## start RECORDS FOR THE TASK

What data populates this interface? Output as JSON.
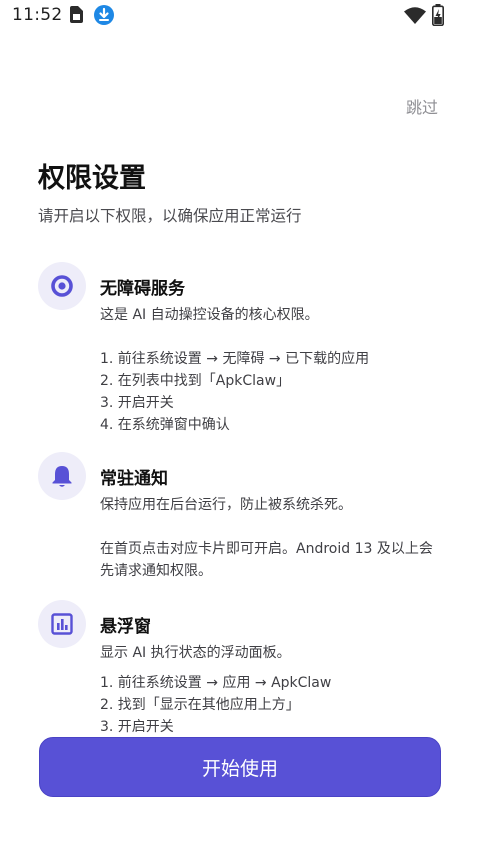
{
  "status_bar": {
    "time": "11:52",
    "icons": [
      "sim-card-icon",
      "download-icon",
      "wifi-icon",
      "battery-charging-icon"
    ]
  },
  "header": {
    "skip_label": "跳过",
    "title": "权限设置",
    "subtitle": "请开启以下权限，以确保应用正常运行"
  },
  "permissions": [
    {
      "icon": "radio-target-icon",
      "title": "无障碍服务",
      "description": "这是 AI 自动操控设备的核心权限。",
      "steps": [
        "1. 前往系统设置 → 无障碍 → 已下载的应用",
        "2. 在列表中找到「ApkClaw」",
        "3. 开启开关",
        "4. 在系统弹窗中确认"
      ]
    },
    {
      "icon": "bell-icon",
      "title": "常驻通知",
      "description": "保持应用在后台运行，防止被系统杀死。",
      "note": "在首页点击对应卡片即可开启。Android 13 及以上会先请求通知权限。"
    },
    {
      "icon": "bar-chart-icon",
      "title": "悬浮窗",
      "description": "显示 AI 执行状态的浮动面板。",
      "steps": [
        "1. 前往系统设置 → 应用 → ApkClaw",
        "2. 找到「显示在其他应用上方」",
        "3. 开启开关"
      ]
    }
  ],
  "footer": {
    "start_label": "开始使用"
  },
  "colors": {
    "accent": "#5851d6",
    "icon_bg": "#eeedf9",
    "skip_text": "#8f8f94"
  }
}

## end RECORDS FOR THE TASK

▸ **WORK INSTRUCTIONS**: Copy out every line from the material above in which the word "description" appears.

▸ **CORRECT RESULT**:
      "description": "这是 AI 自动操控设备的核心权限。",
      "description": "保持应用在后台运行，防止被系统杀死。",
      "description": "显示 AI 执行状态的浮动面板。",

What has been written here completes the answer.